Instructions to follow: Begin at the line that contains "Serialize everything readable" and repeat every line from there to the end of the records below, inclusive, without adding any other line.

**** Data to use ****

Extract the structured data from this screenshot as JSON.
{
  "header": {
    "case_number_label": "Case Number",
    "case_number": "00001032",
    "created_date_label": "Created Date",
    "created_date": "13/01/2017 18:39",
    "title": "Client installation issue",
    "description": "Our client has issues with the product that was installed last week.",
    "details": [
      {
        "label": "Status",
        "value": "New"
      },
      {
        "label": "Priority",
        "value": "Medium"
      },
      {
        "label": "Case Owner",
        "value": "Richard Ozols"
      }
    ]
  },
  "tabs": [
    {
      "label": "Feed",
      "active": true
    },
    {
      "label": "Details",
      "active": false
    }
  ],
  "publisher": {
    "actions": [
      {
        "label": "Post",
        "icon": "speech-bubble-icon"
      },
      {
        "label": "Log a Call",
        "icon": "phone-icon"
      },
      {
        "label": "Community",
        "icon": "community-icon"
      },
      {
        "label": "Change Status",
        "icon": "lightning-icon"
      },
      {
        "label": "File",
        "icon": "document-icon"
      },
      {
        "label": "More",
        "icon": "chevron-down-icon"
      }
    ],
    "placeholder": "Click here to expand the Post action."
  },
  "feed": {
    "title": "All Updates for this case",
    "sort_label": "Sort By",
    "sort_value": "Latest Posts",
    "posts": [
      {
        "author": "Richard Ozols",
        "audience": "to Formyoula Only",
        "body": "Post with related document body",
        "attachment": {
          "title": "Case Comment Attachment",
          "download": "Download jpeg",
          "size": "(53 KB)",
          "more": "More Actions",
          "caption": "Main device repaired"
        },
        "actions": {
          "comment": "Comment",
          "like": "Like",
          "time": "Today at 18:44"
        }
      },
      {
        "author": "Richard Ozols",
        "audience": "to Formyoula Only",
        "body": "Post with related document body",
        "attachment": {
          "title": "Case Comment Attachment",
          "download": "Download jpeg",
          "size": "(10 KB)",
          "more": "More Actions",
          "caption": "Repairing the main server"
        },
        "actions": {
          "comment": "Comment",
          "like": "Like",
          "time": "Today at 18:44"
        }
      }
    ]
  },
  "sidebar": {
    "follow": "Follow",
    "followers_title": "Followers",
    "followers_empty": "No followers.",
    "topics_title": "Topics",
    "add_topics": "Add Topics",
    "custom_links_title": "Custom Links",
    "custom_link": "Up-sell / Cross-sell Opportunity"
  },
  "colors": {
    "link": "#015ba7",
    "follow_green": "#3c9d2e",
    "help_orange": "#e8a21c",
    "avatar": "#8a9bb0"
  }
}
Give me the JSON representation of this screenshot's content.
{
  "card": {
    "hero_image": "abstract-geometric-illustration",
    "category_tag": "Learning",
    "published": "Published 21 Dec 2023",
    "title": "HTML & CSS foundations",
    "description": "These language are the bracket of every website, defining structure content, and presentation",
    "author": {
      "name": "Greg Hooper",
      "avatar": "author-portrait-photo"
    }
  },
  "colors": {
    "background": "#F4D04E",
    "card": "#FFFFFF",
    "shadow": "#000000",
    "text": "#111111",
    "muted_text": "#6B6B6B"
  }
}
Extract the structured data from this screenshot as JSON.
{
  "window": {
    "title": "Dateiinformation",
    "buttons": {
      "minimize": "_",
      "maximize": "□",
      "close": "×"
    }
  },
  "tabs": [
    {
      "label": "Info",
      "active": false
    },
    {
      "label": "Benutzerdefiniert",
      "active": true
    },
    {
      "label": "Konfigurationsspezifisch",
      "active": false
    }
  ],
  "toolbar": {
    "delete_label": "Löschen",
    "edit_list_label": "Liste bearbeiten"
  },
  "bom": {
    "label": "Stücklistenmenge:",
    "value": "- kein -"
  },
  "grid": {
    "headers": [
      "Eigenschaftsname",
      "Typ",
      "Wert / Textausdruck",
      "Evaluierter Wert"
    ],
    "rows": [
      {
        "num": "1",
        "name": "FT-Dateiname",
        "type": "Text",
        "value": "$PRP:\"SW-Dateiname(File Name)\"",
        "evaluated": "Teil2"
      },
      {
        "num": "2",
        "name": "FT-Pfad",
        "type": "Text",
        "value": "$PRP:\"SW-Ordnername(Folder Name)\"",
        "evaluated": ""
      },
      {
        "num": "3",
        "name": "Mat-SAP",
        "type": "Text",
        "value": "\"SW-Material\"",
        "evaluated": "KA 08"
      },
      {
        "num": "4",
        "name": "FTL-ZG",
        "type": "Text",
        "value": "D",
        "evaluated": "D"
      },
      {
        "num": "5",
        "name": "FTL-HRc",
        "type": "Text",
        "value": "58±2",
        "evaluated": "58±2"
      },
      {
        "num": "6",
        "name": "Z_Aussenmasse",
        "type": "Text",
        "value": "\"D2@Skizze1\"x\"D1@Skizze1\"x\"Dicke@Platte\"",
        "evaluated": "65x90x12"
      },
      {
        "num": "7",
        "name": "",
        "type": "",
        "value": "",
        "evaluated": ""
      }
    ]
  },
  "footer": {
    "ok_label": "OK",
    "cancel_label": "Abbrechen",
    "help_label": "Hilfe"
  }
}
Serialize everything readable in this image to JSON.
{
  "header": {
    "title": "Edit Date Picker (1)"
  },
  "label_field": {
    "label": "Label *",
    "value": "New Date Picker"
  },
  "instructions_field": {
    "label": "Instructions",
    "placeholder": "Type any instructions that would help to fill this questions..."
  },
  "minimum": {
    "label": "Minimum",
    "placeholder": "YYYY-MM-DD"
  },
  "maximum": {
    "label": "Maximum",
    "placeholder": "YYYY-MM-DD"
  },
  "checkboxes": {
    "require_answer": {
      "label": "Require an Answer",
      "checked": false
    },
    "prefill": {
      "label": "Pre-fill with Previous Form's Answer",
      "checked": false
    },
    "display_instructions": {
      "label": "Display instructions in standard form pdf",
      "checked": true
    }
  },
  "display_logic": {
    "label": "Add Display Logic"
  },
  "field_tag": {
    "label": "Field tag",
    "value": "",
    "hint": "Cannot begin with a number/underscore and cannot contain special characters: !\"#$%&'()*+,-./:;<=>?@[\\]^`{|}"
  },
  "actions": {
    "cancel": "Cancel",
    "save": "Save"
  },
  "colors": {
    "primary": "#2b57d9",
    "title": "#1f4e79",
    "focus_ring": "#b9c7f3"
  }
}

****

Solution below:
Serialize everything readable in this image to JSON.
{
  "header": {
    "title": "Edit Date Picker (1)"
  },
  "label_field": {
    "label": "Label *",
    "value": "New Date Picker"
  },
  "instructions_field": {
    "label": "Instructions",
    "placeholder": "Type any instructions that would help to fill this questions..."
  },
  "minimum": {
    "label": "Minimum",
    "placeholder": "YYYY-MM-DD"
  },
  "maximum": {
    "label": "Maximum",
    "placeholder": "YYYY-MM-DD"
  },
  "checkboxes": {
    "require_answer": {
      "label": "Require an Answer",
      "checked": false
    },
    "prefill": {
      "label": "Pre-fill with Previous Form's Answer",
      "checked": false
    },
    "display_instructions": {
      "label": "Display instructions in standard form pdf",
      "checked": true
    }
  },
  "display_logic": {
    "label": "Add Display Logic"
  },
  "field_tag": {
    "label": "Field tag",
    "value": "",
    "hint": "Cannot begin with a number/underscore and cannot contain special characters: !\"#$%&'()*+,-./:;<=>?@[\\]^`{|}"
  },
  "actions": {
    "cancel": "Cancel",
    "save": "Save"
  },
  "colors": {
    "primary": "#2b57d9",
    "title": "#1f4e79",
    "focus_ring": "#b9c7f3"
  }
}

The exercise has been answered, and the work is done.